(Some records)
-.-.-

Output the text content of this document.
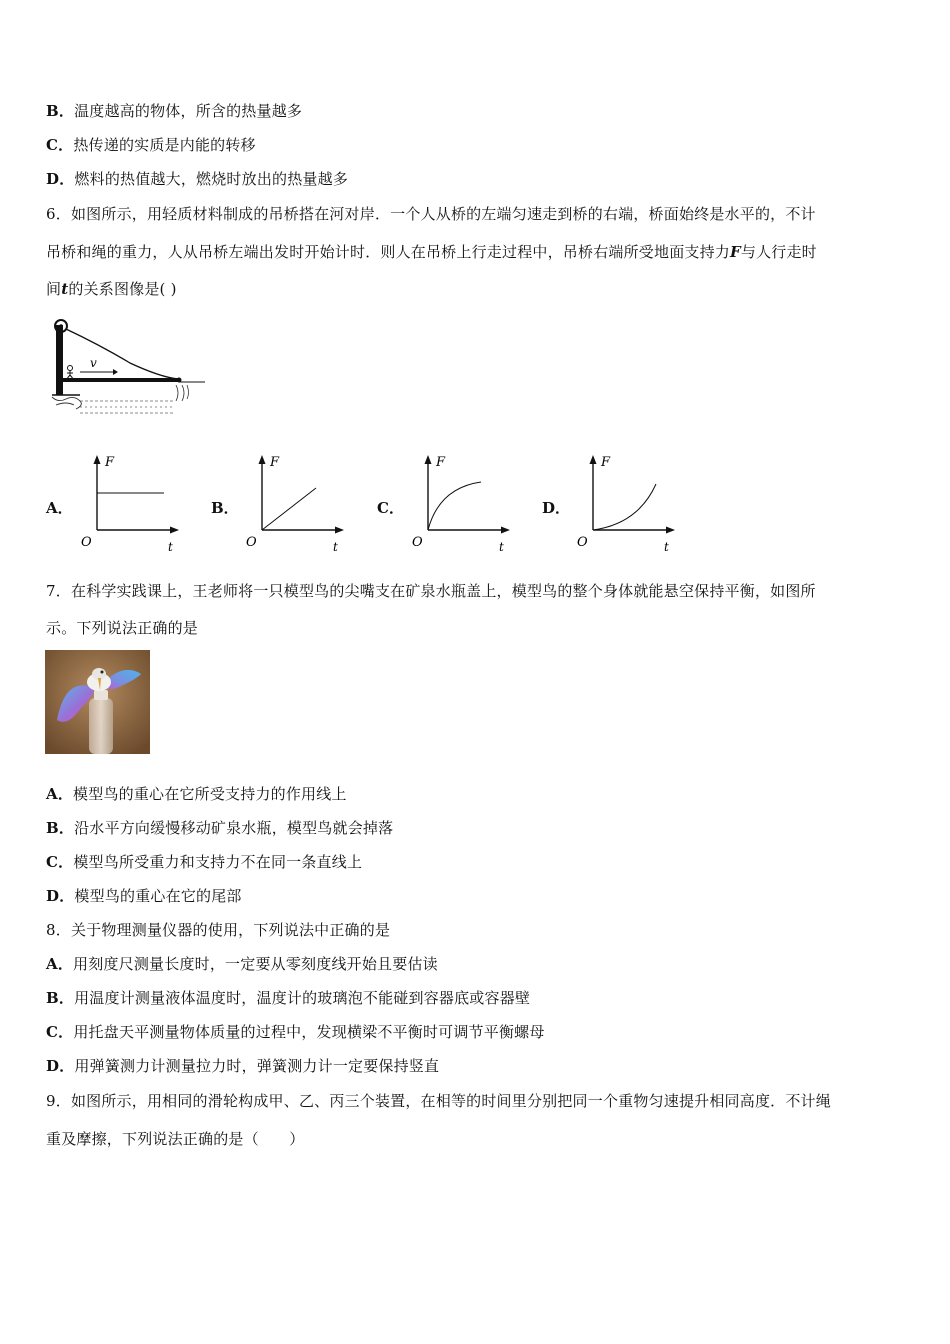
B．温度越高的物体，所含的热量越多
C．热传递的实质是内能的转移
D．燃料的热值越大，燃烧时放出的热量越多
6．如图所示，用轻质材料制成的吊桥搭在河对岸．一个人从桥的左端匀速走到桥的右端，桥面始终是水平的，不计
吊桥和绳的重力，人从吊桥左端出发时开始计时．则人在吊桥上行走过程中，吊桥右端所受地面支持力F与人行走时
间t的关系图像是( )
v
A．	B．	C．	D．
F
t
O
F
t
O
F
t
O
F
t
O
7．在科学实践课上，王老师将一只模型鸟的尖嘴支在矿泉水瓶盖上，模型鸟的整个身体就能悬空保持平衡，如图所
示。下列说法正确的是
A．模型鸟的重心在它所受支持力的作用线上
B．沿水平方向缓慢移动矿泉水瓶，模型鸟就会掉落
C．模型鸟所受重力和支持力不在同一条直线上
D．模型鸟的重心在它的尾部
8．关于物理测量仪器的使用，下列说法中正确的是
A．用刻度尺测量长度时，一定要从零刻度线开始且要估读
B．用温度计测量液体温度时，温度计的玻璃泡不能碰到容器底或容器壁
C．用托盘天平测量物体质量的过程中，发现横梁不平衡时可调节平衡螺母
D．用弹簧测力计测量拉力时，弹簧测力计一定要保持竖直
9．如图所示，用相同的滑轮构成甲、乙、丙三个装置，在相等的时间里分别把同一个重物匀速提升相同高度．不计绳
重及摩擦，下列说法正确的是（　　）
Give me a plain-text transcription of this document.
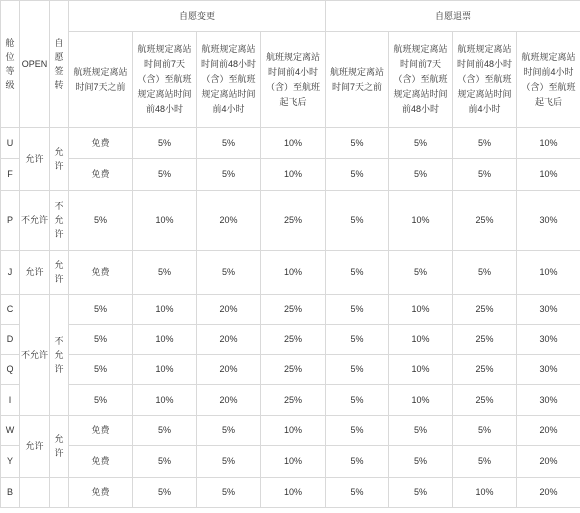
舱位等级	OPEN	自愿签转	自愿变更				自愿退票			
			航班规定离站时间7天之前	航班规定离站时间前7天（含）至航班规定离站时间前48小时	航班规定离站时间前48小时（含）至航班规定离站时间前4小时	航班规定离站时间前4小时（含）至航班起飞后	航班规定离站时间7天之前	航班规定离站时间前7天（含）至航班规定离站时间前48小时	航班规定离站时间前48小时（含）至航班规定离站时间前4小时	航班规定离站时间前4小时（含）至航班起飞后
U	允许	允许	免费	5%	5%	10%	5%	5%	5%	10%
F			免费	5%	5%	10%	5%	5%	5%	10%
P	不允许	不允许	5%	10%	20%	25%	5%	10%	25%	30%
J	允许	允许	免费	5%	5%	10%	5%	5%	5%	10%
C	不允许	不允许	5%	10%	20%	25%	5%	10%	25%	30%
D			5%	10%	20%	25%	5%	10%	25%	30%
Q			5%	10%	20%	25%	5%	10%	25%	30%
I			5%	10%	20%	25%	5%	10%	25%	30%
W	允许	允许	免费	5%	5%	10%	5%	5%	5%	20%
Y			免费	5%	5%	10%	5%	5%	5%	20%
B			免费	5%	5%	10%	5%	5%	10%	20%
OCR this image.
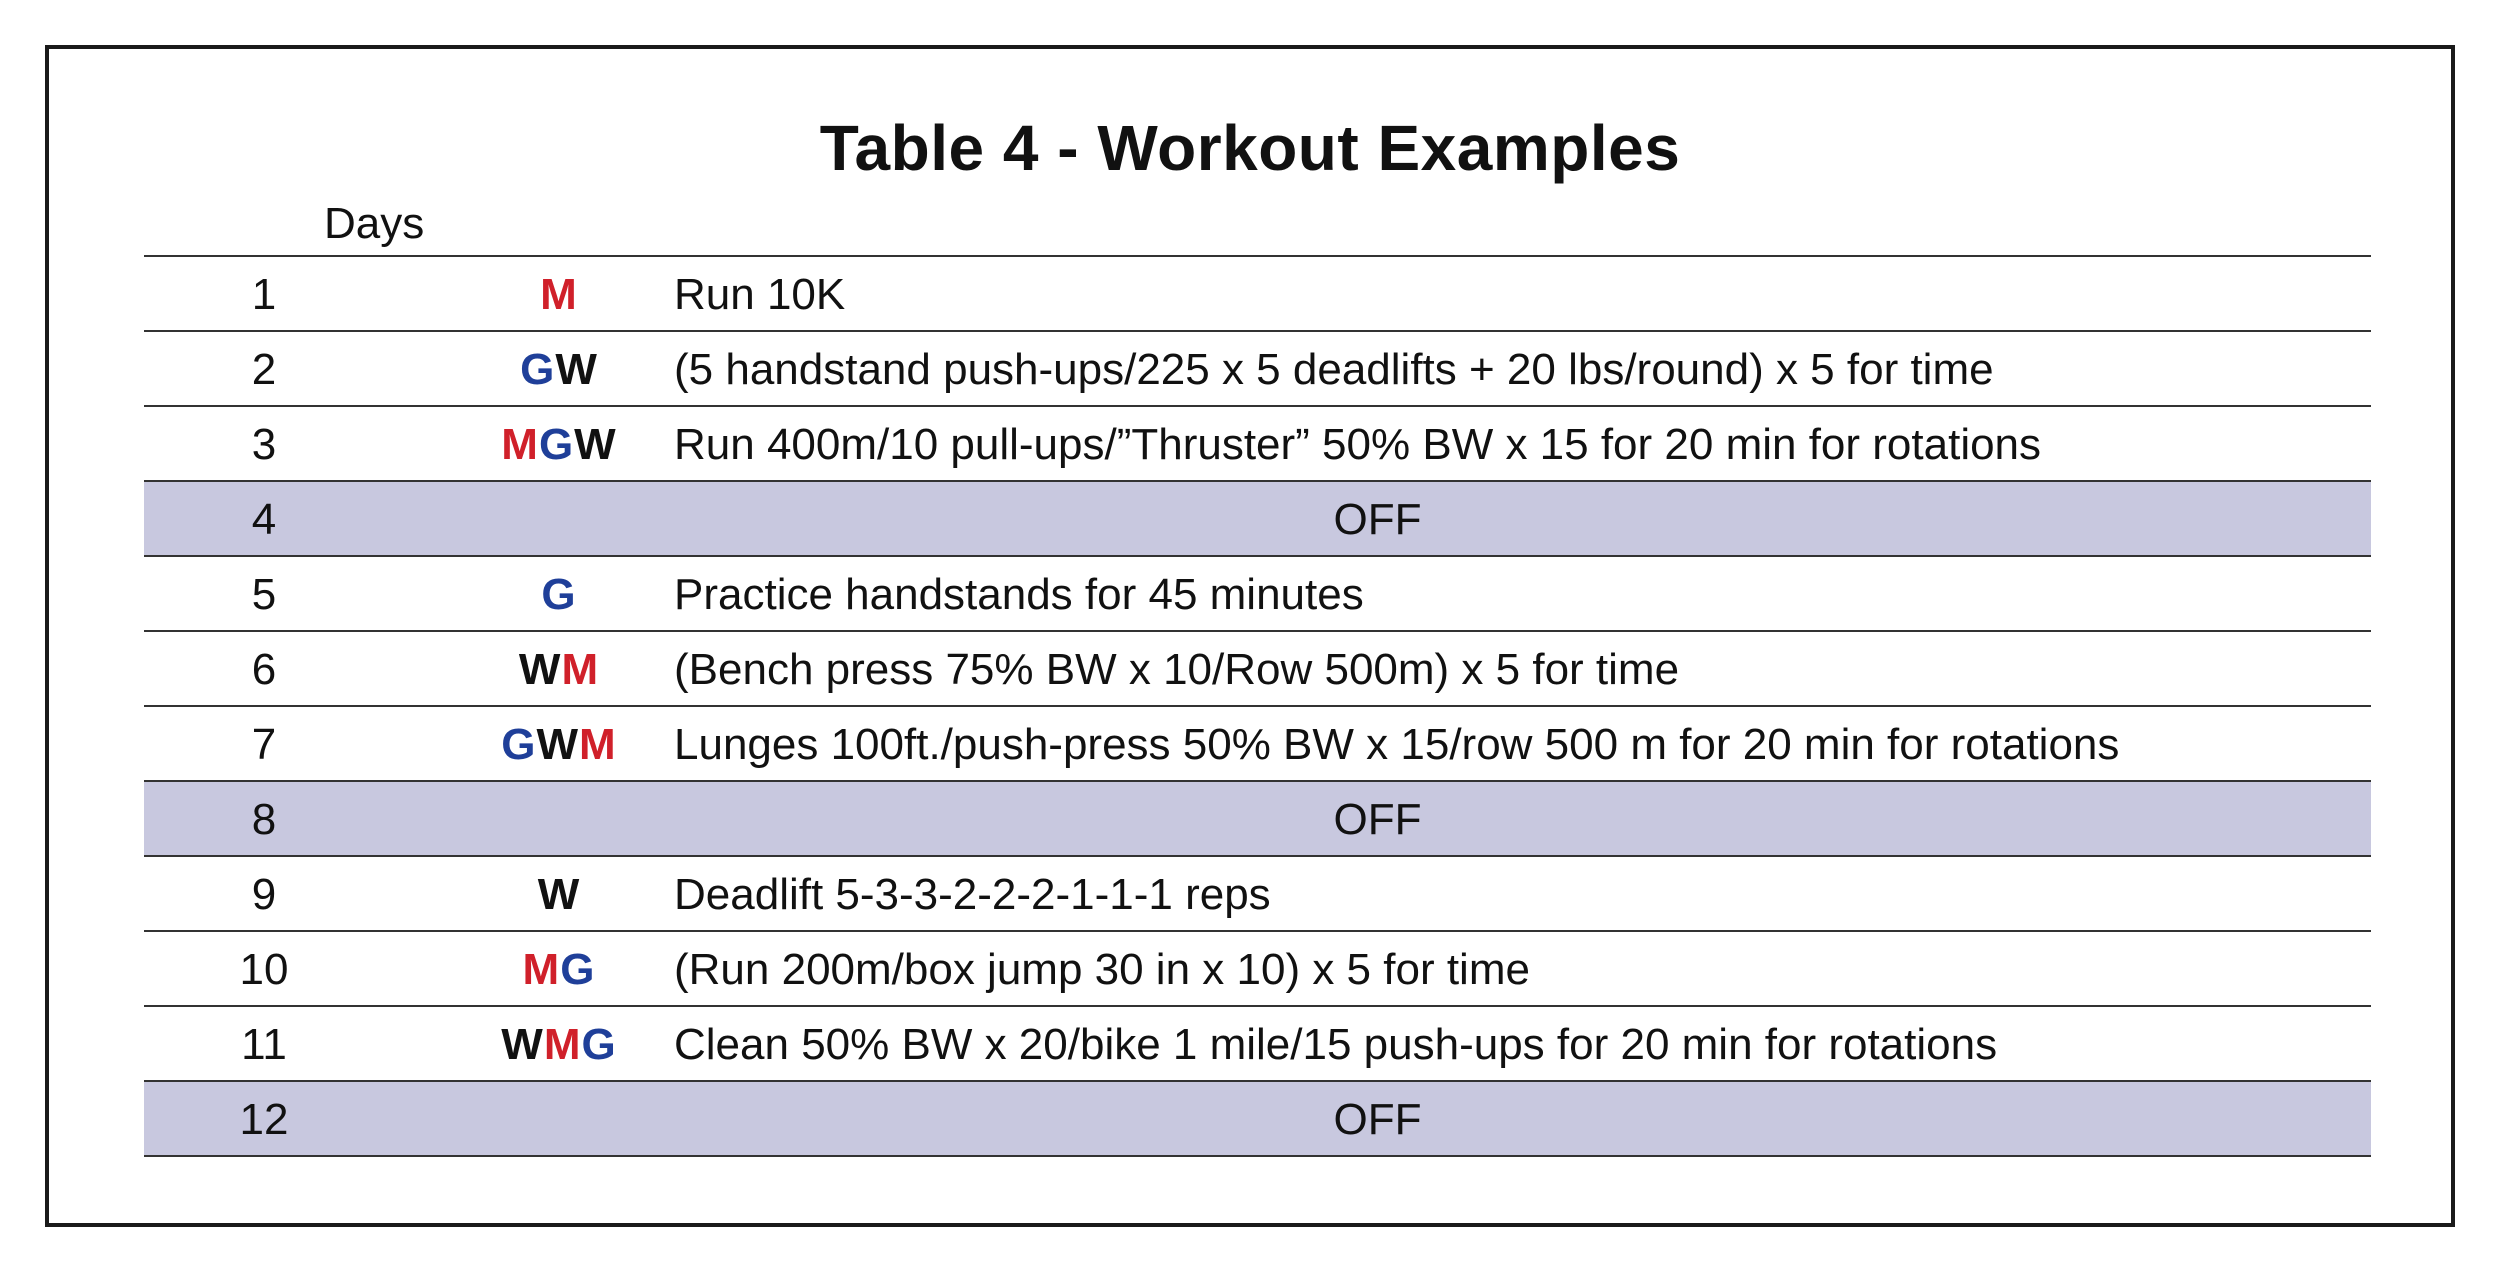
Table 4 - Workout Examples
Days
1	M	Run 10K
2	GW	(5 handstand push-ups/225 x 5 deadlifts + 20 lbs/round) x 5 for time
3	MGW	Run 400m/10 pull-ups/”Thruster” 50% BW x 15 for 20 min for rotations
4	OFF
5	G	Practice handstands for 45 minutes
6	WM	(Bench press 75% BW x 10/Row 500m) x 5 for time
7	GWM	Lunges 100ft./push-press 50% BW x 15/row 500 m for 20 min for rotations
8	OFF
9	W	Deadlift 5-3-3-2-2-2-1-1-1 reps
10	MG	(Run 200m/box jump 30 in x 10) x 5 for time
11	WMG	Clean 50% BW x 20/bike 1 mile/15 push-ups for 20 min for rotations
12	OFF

-.-.-

» **Prompt**
List each line of the entries that holds the string "如图所示".

» **Answer below**
6．如图所示，用轻质材料制成的吊桥搭在河对岸．一个人从桥的左端匀速走到桥的右端，桥面始终是水平的，不计
9．如图所示，用相同的滑轮构成甲、乙、丙三个装置，在相等的时间里分别把同一个重物匀速提升相同高度．不计绳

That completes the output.